> STATED PROBLEM
In the listing below, count each line containing "title" and answer with the count only.

> TASK INPUT
________________
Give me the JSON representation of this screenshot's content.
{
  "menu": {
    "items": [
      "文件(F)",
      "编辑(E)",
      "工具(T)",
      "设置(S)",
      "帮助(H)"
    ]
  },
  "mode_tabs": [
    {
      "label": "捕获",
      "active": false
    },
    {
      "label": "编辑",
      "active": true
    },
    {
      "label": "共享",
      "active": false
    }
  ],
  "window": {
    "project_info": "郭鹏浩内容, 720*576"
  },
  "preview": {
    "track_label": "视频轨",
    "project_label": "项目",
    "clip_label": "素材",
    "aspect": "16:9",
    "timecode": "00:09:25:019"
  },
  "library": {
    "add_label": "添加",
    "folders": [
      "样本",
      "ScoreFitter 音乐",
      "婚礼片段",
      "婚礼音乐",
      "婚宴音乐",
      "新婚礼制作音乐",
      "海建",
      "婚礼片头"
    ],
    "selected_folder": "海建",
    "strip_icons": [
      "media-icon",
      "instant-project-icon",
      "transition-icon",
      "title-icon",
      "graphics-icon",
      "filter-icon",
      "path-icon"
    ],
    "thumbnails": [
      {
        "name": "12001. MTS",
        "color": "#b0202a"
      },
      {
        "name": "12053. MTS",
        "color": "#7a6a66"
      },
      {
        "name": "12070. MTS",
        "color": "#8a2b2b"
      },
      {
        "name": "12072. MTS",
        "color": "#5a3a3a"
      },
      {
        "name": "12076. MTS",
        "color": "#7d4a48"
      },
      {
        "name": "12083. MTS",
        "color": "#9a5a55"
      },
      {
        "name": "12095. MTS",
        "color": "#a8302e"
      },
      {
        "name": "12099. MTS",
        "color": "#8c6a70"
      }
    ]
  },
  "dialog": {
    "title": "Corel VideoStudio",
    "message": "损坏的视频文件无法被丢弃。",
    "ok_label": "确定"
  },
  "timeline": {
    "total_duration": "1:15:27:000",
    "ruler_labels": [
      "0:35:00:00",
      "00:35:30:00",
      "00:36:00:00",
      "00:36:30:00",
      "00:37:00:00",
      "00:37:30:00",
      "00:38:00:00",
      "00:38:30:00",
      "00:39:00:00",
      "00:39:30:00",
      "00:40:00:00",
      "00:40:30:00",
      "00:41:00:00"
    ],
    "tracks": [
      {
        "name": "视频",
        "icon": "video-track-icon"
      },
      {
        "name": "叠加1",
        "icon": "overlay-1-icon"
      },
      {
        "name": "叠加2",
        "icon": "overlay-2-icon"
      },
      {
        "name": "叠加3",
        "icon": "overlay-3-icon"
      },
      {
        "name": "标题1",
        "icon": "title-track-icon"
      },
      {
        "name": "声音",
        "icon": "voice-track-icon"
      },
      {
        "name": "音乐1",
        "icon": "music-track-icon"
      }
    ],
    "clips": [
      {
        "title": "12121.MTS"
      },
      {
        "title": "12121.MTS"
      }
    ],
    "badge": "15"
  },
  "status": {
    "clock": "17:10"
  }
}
________________
> PROBLEM SOLUTION
5